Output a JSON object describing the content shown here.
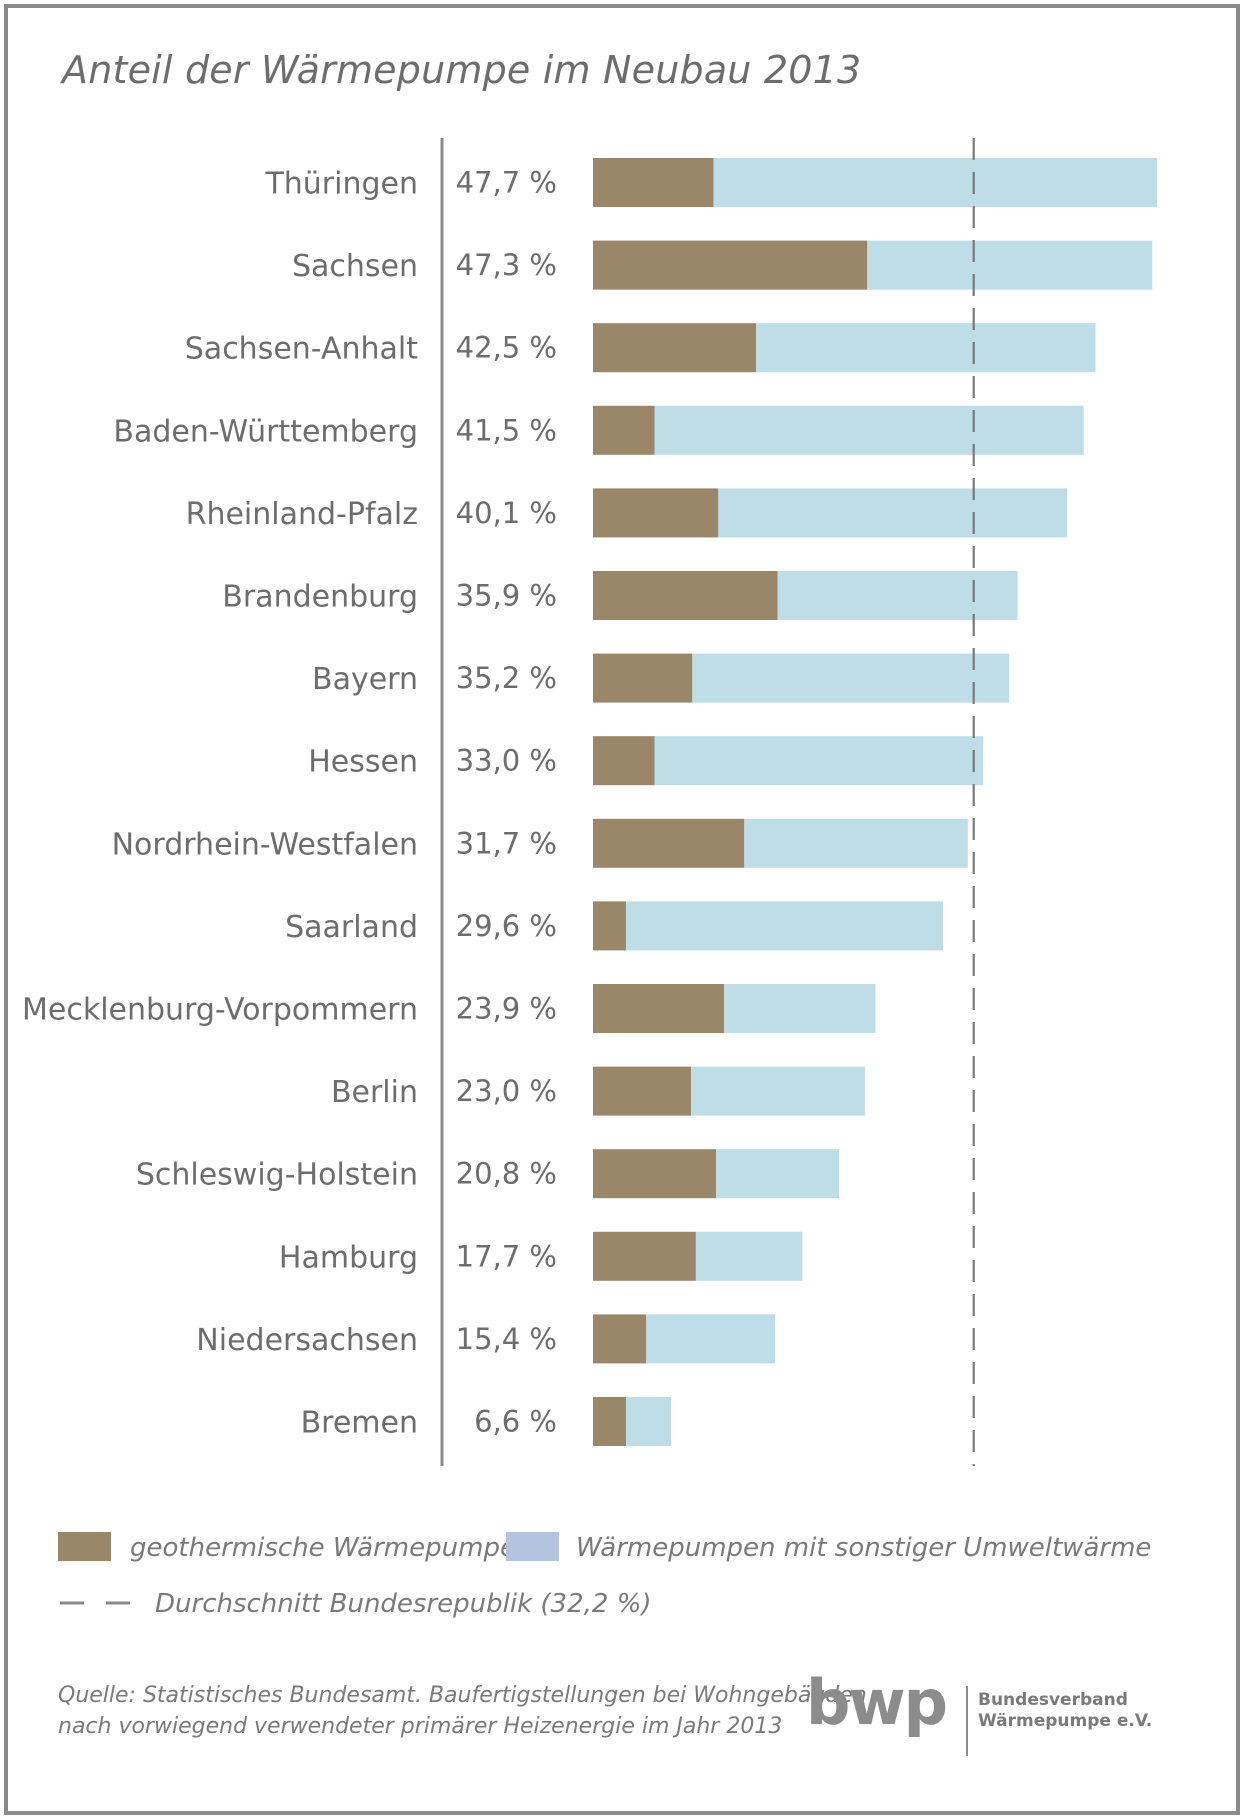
{
  "title": "Anteil der Wärmepumpe im Neubau 2013",
  "chart_data": {
    "type": "bar",
    "orientation": "horizontal",
    "stacked": true,
    "categories": [
      "Thüringen",
      "Sachsen",
      "Sachsen-Anhalt",
      "Baden-Württemberg",
      "Rheinland-Pfalz",
      "Brandenburg",
      "Bayern",
      "Hessen",
      "Nordrhein-Westfalen",
      "Saarland",
      "Mecklenburg-Vorpommern",
      "Berlin",
      "Schleswig-Holstein",
      "Hamburg",
      "Niedersachsen",
      "Bremen"
    ],
    "total_labels": [
      "47,7 %",
      "47,3 %",
      "42,5 %",
      "41,5 %",
      "40,1 %",
      "35,9 %",
      "35,2 %",
      "33,0 %",
      "31,7 %",
      "29,6 %",
      "23,9 %",
      "23,0 %",
      "20,8 %",
      "17,7 %",
      "15,4 %",
      "6,6 %"
    ],
    "totals": [
      47.7,
      47.3,
      42.5,
      41.5,
      40.1,
      35.9,
      35.2,
      33.0,
      31.7,
      29.6,
      23.9,
      23.0,
      20.8,
      17.7,
      15.4,
      6.6
    ],
    "series": [
      {
        "name": "geothermische Wärmepumpen",
        "color": "#9a8769",
        "values": [
          10.2,
          23.2,
          13.8,
          5.2,
          10.6,
          15.6,
          8.4,
          5.2,
          12.8,
          2.8,
          11.1,
          8.3,
          10.4,
          8.7,
          4.5,
          2.8
        ]
      },
      {
        "name": "Wärmepumpen mit sonstiger Umweltwärme",
        "color": "#bedde6",
        "values": [
          37.5,
          24.1,
          28.7,
          36.3,
          29.5,
          20.3,
          26.8,
          27.8,
          18.9,
          26.8,
          12.8,
          14.7,
          10.4,
          9.0,
          10.9,
          3.8
        ]
      }
    ],
    "reference_line": {
      "label": "Durchschnitt Bundesrepublik (32,2 %)",
      "value": 32.2,
      "style": "dashed"
    },
    "xlim": [
      0,
      47.7
    ],
    "grid": false,
    "legend_placement": "bottom"
  },
  "legend": {
    "legend_swatch_colors": [
      "#9a8769",
      "#b4c3e0"
    ],
    "dash_color": "#8a8a8a"
  },
  "source": {
    "line1": "Quelle: Statistisches Bundesamt. Baufertigstellungen bei Wohngebäuden",
    "line2": "nach vorwiegend verwendeter primärer Heizenergie im Jahr 2013"
  },
  "logo": {
    "wordmark": "bwp",
    "line1": "Bundesverband",
    "line2": "Wärmepumpe e.V."
  }
}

**Stated task**
Pick out each line above that includes "name" and show it.

**Result of the task**
        "name": "geothermische Wärmepumpen",
        "name": "Wärmepumpen mit sonstiger Umweltwärme",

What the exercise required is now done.